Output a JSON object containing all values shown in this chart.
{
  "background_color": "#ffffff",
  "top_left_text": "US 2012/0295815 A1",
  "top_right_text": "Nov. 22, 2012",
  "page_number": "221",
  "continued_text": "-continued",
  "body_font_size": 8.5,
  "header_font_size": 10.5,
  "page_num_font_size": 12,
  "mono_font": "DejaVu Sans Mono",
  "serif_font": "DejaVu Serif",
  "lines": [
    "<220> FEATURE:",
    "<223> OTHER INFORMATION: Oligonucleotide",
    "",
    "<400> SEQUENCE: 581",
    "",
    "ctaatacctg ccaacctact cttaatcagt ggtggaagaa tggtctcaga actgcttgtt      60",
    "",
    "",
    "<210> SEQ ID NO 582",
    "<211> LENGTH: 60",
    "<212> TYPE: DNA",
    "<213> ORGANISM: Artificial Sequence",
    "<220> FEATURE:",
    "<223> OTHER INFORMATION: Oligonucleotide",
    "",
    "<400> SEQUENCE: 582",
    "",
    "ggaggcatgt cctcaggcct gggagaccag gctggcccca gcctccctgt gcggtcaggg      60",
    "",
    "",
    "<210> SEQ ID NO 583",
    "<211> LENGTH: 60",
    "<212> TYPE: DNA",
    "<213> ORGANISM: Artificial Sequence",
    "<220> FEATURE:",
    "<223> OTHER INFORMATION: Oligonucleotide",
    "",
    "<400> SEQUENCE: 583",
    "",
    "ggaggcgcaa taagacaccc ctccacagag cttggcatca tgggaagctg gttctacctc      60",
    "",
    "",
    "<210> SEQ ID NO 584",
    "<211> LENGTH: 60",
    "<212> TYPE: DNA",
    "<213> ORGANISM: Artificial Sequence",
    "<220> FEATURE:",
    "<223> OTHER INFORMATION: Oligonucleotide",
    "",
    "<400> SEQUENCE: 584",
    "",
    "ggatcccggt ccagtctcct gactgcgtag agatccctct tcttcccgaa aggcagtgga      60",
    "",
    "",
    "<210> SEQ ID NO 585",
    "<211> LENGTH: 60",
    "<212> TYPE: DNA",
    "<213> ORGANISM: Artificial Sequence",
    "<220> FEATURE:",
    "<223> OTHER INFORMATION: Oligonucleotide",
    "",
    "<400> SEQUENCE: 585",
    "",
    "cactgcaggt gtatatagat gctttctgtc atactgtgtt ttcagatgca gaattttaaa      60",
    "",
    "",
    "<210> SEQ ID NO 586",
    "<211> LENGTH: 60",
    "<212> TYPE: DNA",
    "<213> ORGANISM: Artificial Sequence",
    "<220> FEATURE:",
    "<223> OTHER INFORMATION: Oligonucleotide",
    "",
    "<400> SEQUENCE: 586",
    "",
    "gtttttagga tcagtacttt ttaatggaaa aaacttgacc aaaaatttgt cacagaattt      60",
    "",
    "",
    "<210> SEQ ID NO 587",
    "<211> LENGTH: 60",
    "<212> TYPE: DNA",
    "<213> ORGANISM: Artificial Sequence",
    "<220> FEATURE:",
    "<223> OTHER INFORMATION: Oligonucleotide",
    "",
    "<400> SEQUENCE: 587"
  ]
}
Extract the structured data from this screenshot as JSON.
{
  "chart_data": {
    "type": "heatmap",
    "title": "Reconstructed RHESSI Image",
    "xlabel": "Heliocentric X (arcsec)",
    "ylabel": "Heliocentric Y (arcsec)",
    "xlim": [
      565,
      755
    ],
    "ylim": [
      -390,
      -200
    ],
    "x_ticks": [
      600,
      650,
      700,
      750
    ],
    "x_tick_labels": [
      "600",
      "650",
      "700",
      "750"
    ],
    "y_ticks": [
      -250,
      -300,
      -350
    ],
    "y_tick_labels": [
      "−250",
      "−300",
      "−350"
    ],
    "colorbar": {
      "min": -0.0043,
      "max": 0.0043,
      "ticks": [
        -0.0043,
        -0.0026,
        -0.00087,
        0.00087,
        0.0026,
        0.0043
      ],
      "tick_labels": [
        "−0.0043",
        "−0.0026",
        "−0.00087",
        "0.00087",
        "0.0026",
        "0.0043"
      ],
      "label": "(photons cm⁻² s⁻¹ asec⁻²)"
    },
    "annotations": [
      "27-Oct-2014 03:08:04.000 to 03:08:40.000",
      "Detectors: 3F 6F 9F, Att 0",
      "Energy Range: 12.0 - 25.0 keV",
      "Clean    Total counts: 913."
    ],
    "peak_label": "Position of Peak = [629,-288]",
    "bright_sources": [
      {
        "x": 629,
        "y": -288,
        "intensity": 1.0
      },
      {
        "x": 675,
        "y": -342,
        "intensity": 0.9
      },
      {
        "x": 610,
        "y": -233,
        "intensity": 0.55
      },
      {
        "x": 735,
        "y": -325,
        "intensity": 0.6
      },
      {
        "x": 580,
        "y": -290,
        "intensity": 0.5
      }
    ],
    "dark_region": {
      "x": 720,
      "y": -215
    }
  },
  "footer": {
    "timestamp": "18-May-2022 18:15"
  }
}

▶ **WHAT YOU WILL DO**: Search the lines for the string "JSON" and copy every line that has it.

▶ **ANSWER TO THE EXERCISE**:
Output a JSON object containing all values shown in this chart.
Extract the structured data from this screenshot as JSON.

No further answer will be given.